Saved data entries

--------------------

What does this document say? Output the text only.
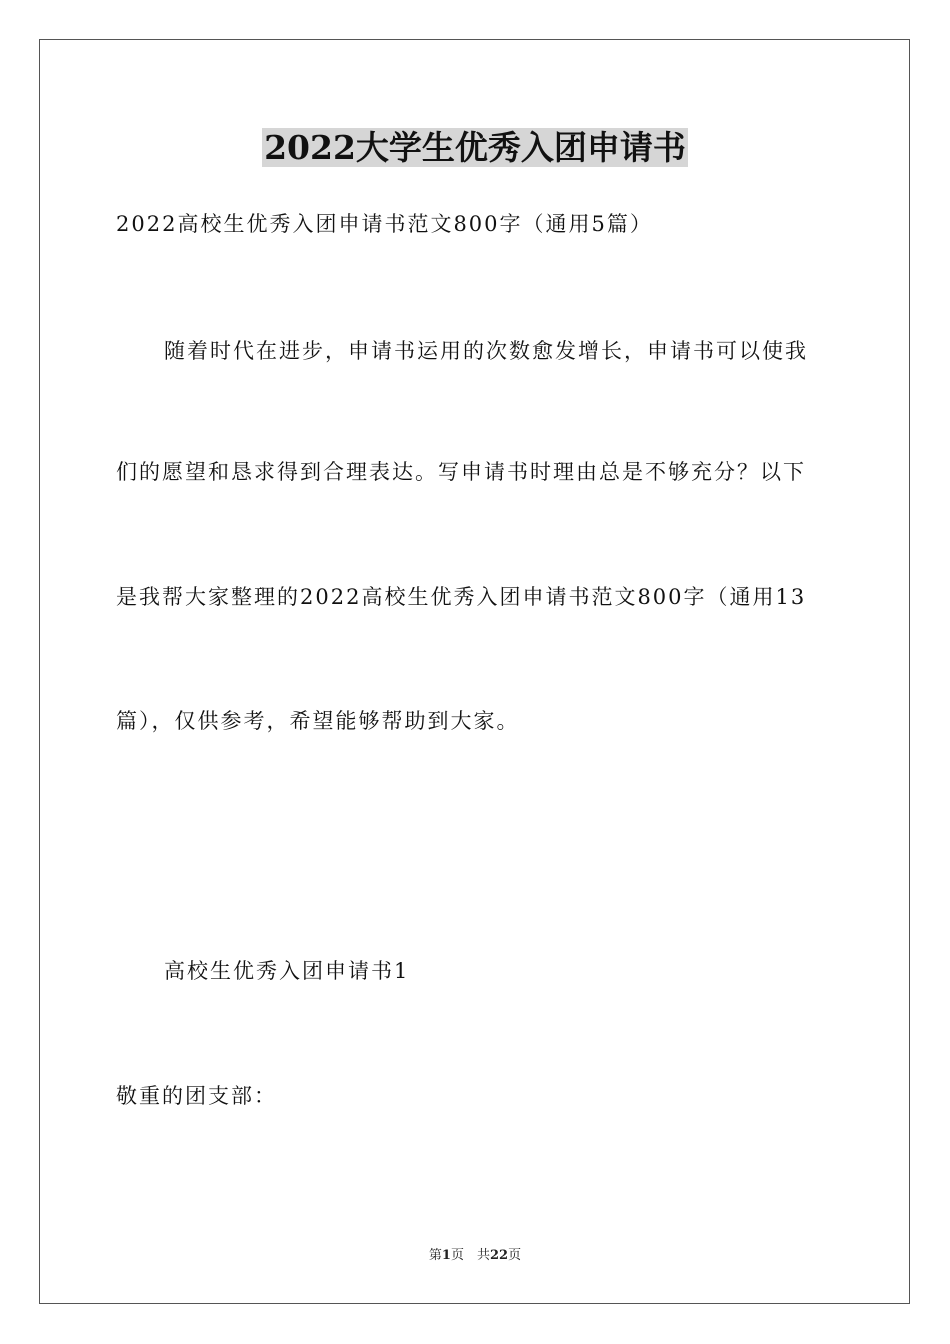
2022大学生优秀入团申请书
2022高校生优秀入团申请书范文800字（通用5篇）
随着时代在进步，申请书运用的次数愈发增长，申请书可以使我
们的愿望和恳求得到合理表达。写申请书时理由总是不够充分？以下
是我帮大家整理的2022高校生优秀入团申请书范文800字（通用13
篇），仅供参考，希望能够帮助到大家。
高校生优秀入团申请书1
敬重的团支部：
第1页　共22页
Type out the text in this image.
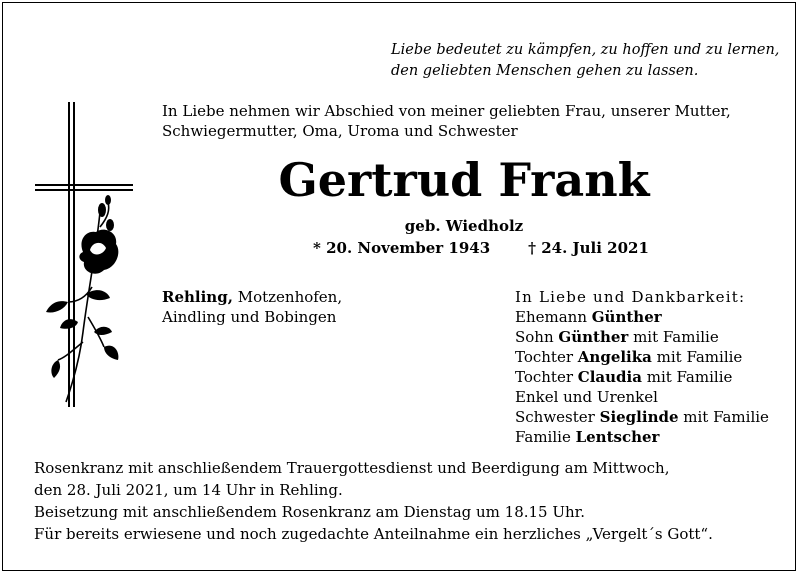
Liebe bedeutet zu kämpfen, zu hoffen und zu lernen,
den geliebten Menschen gehen zu lassen.
In Liebe nehmen wir Abschied von meiner geliebten Frau, unserer Mutter,
Schwiegermutter, Oma, Uroma und Schwester
Gertrud Frank
geb. Wiedholz
* 20. November 1943	† 24. Juli 2021
Rehling, Motzenhofen,
Aindling und Bobingen
In Liebe und Dankbarkeit:
Ehemann Günther
Sohn Günther mit Familie
Tochter Angelika mit Familie
Tochter Claudia mit Familie
Enkel und Urenkel
Schwester Sieglinde mit Familie
Familie Lentscher
Rosenkranz mit anschließendem Trauergottesdienst und Beerdigung am Mittwoch,
den 28. Juli 2021, um 14 Uhr in Rehling.
Beisetzung mit anschließendem Rosenkranz am Dienstag um 18.15 Uhr.
Für bereits erwiesene und noch zugedachte Anteilnahme ein herzliches „Vergelt´s Gott“.
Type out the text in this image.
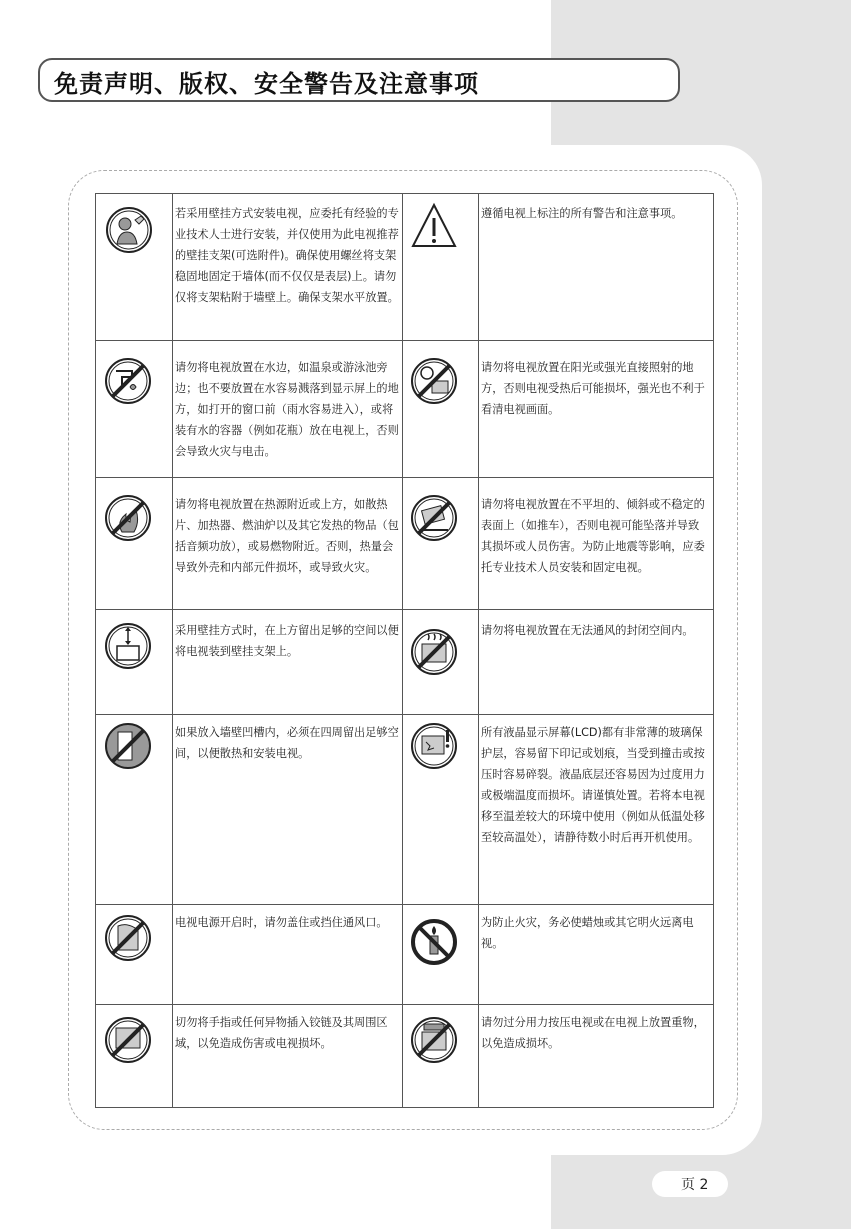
免责声明、版权、安全警告及注意事项
若采用壁挂方式安装电视，应委托有经验的专业技术人士进行安装，并仅使用为此电视推荐的壁挂支架(可选附件)。确保使用螺丝将支架稳固地固定于墙体(而不仅仅是表层)上。请勿仅将支架粘附于墙壁上。确保支架水平放置。
遵循电视上标注的所有警告和注意事项。
请勿将电视放置在水边，如温泉或游泳池旁边；也不要放置在水容易溅落到显示屏上的地方，如打开的窗口前（雨水容易进入），或将装有水的容器（例如花瓶）放在电视上，否则会导致火灾与电击。
请勿将电视放置在阳光或强光直接照射的地方，否则电视受热后可能损坏，强光也不利于看清电视画面。
请勿将电视放置在热源附近或上方，如散热片、加热器、燃油炉以及其它发热的物品（包括音频功放），或易燃物附近。否则，热量会导致外壳和内部元件损坏，或导致火灾。
请勿将电视放置在不平坦的、倾斜或不稳定的表面上（如推车），否则电视可能坠落并导致其损坏或人员伤害。为防止地震等影响，应委托专业技术人员安装和固定电视。
采用壁挂方式时，在上方留出足够的空间以便将电视装到壁挂支架上。
请勿将电视放置在无法通风的封闭空间内。
如果放入墙壁凹槽内，必须在四周留出足够空间，以便散热和安装电视。
所有液晶显示屏幕(LCD)都有非常薄的玻璃保护层，容易留下印记或划痕，当受到撞击或按压时容易碎裂。液晶底层还容易因为过度用力或极端温度而损坏。请谨慎处置。若将本电视移至温差较大的环境中使用（例如从低温处移至较高温处），请静待数小时后再开机使用。
电视电源开启时，请勿盖住或挡住通风口。	为防止火灾，务必使蜡烛或其它明火远离电视。
切勿将手指或任何异物插入铰链及其周围区域，以免造成伤害或电视损坏。
请勿过分用力按压电视或在电视上放置重物，以免造成损坏。
页 2
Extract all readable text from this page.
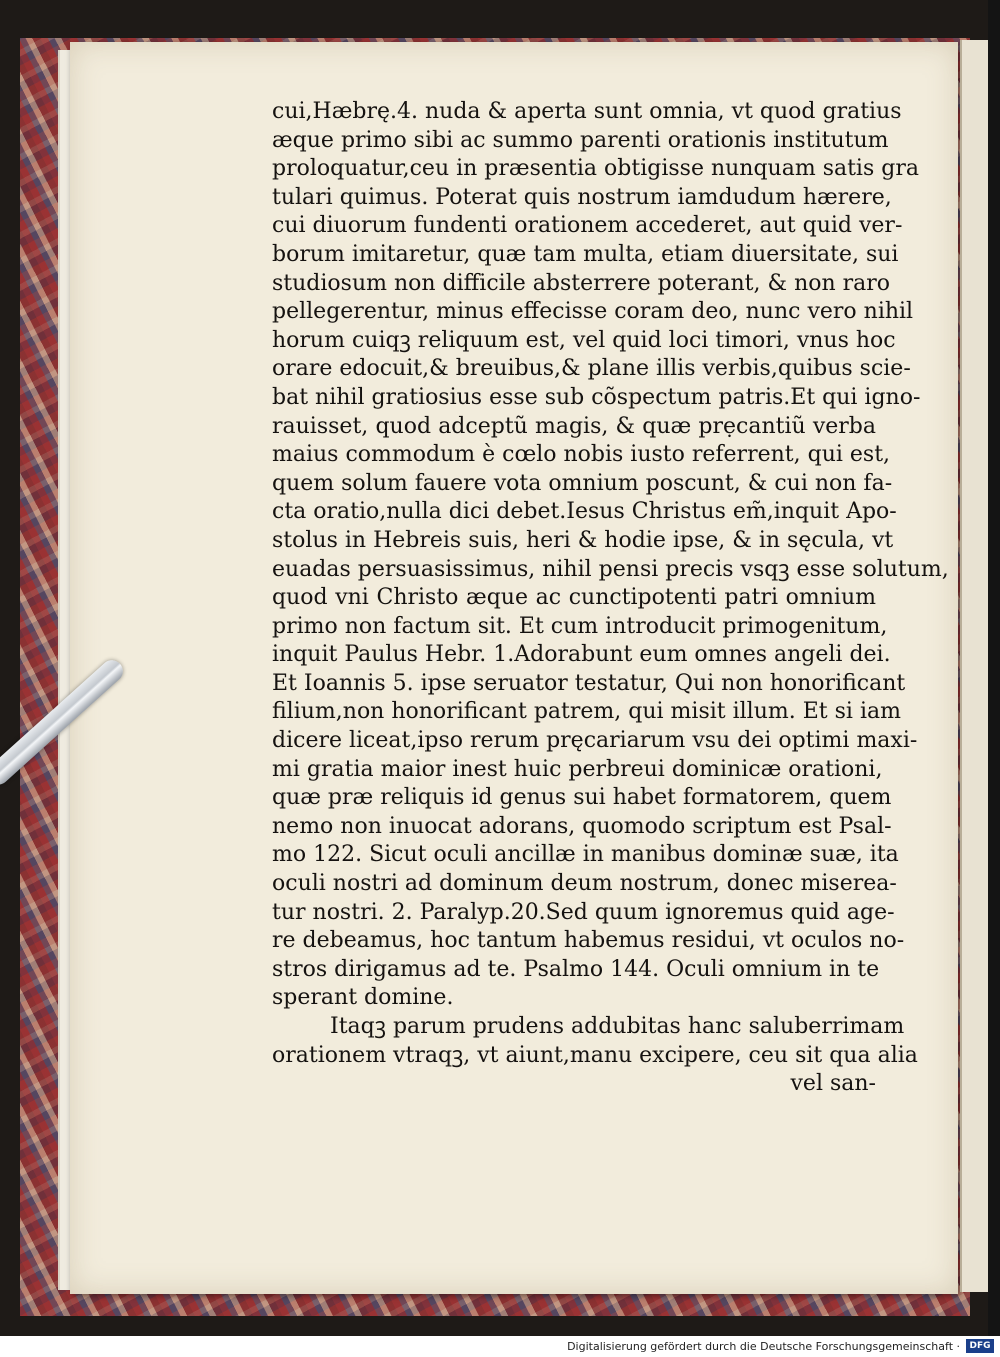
cui,Hæbrę.4. nuda & aperta sunt omnia, vt quod gratius
æque primo sibi ac summo parenti orationis institutum
proloquatur,ceu in præsentia obtigisse nunquam satis gra
tulari quimus. Poterat quis nostrum iamdudum hærere,
cui diuorum fundenti orationem accederet, aut quid ver-
borum imitaretur, quæ tam multa, etiam diuersitate, sui
studiosum non difficile absterrere poterant, & non raro
pellegerentur, minus effecisse coram deo, nunc vero nihil
horum cuiqꝫ reliquum est, vel quid loci timori, vnus hoc
orare edocuit,& breuibus,& plane illis verbis,quibus scie-
bat nihil gratiosius esse sub cõspectum patris.Et qui igno-
rauisset, quod adceptũ magis, & quæ prẹcantiũ verba
maius commodum è cœlo nobis iusto referrent, qui est,
quem solum fauere vota omnium poscunt, & cui non fa-
cta oratio,nulla dici debet.Iesus Christus em̃,inquit Apo-
stolus in Hebreis suis, heri & hodie ipse, & in sęcula, vt
euadas persuasissimus, nihil pensi precis vsqꝫ esse solutum,
quod vni Christo æque ac cunctipotenti patri omnium
primo non factum sit. Et cum introducit primogenitum,
inquit Paulus Hebr. 1.Adorabunt eum omnes angeli dei.
Et Ioannis 5. ipse seruator testatur, Qui non honorificant
filium,non honorificant patrem, qui misit illum. Et si iam
dicere liceat,ipso rerum pręcariarum vsu dei optimi maxi-
mi gratia maior inest huic perbreui dominicæ orationi,
quæ præ reliquis id genus sui habet formatorem, quem
nemo non inuocat adorans, quomodo scriptum est Psal-
mo 122. Sicut oculi ancillæ in manibus dominæ suæ, ita
oculi nostri ad dominum deum nostrum, donec miserea-
tur nostri. 2. Paralyp.20.Sed quum ignoremus quid age-
re debeamus, hoc tantum habemus residui, vt oculos no-
stros dirigamus ad te. Psalmo 144. Oculi omnium in te
sperant domine.
Itaqꝫ parum prudens addubitas hanc saluberrimam
orationem vtraqꝫ, vt aiunt,manu excipere, ceu sit qua alia
vel san-
Digitalisierung gefördert durch die Deutsche Forschungsgemeinschaft ·	DFG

--------------------

- **Aim**
Please set down each line of the data above exactly as written, without the pictures.

- **Response to the exercise**
What does this document say? Output the text only.
2022大学生优秀入团申请书
2022高校生优秀入团申请书范文800字（通用5篇）
随着时代在进步，申请书运用的次数愈发增长，申请书可以使我
们的愿望和恳求得到合理表达。写申请书时理由总是不够充分？以下
是我帮大家整理的2022高校生优秀入团申请书范文800字（通用13
篇），仅供参考，希望能够帮助到大家。
高校生优秀入团申请书1
敬重的团支部：
第1页　共22页
Type out the text in this image.
Liebe bedeutet zu kämpfen, zu hoffen und zu lernen,
den geliebten Menschen gehen zu lassen.
In Liebe nehmen wir Abschied von meiner geliebten Frau, unserer Mutter,
Schwiegermutter, Oma, Uroma und Schwester
Gertrud Frank
geb. Wiedholz
* 20. November 1943	† 24. Juli 2021
Rehling, Motzenhofen,
Aindling und Bobingen
In Liebe und Dankbarkeit:
Ehemann Günther
Sohn Günther mit Familie
Tochter Angelika mit Familie
Tochter Claudia mit Familie
Enkel und Urenkel
Schwester Sieglinde mit Familie
Familie Lentscher
Rosenkranz mit anschließendem Trauergottesdienst und Beerdigung am Mittwoch,
den 28. Juli 2021, um 14 Uhr in Rehling.
Beisetzung mit anschließendem Rosenkranz am Dienstag um 18.15 Uhr.
Für bereits erwiesene und noch zugedachte Anteilnahme ein herzliches „Vergelt´s Gott“.
Type out the text in this image.
免责声明、版权、安全警告及注意事项
若采用壁挂方式安装电视，应委托有经验的专业技术人士进行安装，并仅使用为此电视推荐的壁挂支架(可选附件)。确保使用螺丝将支架稳固地固定于墙体(而不仅仅是表层)上。请勿仅将支架粘附于墙壁上。确保支架水平放置。
遵循电视上标注的所有警告和注意事项。
请勿将电视放置在水边，如温泉或游泳池旁边；也不要放置在水容易溅落到显示屏上的地方，如打开的窗口前（雨水容易进入），或将装有水的容器（例如花瓶）放在电视上，否则会导致火灾与电击。
请勿将电视放置在阳光或强光直接照射的地方，否则电视受热后可能损坏，强光也不利于看清电视画面。
请勿将电视放置在热源附近或上方，如散热片、加热器、燃油炉以及其它发热的物品（包括音频功放），或易燃物附近。否则，热量会导致外壳和内部元件损坏，或导致火灾。
请勿将电视放置在不平坦的、倾斜或不稳定的表面上（如推车），否则电视可能坠落并导致其损坏或人员伤害。为防止地震等影响，应委托专业技术人员安装和固定电视。
采用壁挂方式时，在上方留出足够的空间以便将电视装到壁挂支架上。
请勿将电视放置在无法通风的封闭空间内。
如果放入墙壁凹槽内，必须在四周留出足够空间，以便散热和安装电视。
所有液晶显示屏幕(LCD)都有非常薄的玻璃保护层，容易留下印记或划痕，当受到撞击或按压时容易碎裂。液晶底层还容易因为过度用力或极端温度而损坏。请谨慎处置。若将本电视移至温差较大的环境中使用（例如从低温处移至较高温处），请静待数小时后再开机使用。
电视电源开启时，请勿盖住或挡住通风口。	为防止火灾，务必使蜡烛或其它明火远离电视。
切勿将手指或任何异物插入铰链及其周围区域，以免造成伤害或电视损坏。
请勿过分用力按压电视或在电视上放置重物，以免造成损坏。
页 2
Extract all readable text from this page.
cui,Hæbrę.4. nuda & aperta sunt omnia, vt quod gratius
æque primo sibi ac summo parenti orationis institutum
proloquatur,ceu in præsentia obtigisse nunquam satis gra
tulari quimus. Poterat quis nostrum iamdudum hærere,
cui diuorum fundenti orationem accederet, aut quid ver-
borum imitaretur, quæ tam multa, etiam diuersitate, sui
studiosum non difficile absterrere poterant, & non raro
pellegerentur, minus effecisse coram deo, nunc vero nihil
horum cuiqꝫ reliquum est, vel quid loci timori, vnus hoc
orare edocuit,& breuibus,& plane illis verbis,quibus scie-
bat nihil gratiosius esse sub cõspectum patris.Et qui igno-
rauisset, quod adceptũ magis, & quæ prẹcantiũ verba
maius commodum è cœlo nobis iusto referrent, qui est,
quem solum fauere vota omnium poscunt, & cui non fa-
cta oratio,nulla dici debet.Iesus Christus em̃,inquit Apo-
stolus in Hebreis suis, heri & hodie ipse, & in sęcula, vt
euadas persuasissimus, nihil pensi precis vsqꝫ esse solutum,
quod vni Christo æque ac cunctipotenti patri omnium
primo non factum sit. Et cum introducit primogenitum,
inquit Paulus Hebr. 1.Adorabunt eum omnes angeli dei.
Et Ioannis 5. ipse seruator testatur, Qui non honorificant
filium,non honorificant patrem, qui misit illum. Et si iam
dicere liceat,ipso rerum pręcariarum vsu dei optimi maxi-
mi gratia maior inest huic perbreui dominicæ orationi,
quæ præ reliquis id genus sui habet formatorem, quem
nemo non inuocat adorans, quomodo scriptum est Psal-
mo 122. Sicut oculi ancillæ in manibus dominæ suæ, ita
oculi nostri ad dominum deum nostrum, donec miserea-
tur nostri. 2. Paralyp.20.Sed quum ignoremus quid age-
re debeamus, hoc tantum habemus residui, vt oculos no-
stros dirigamus ad te. Psalmo 144. Oculi omnium in te
sperant domine.
Itaqꝫ parum prudens addubitas hanc saluberrimam
orationem vtraqꝫ, vt aiunt,manu excipere, ceu sit qua alia
vel san-
Digitalisierung gefördert durch die Deutsche Forschungsgemeinschaft ·	DFG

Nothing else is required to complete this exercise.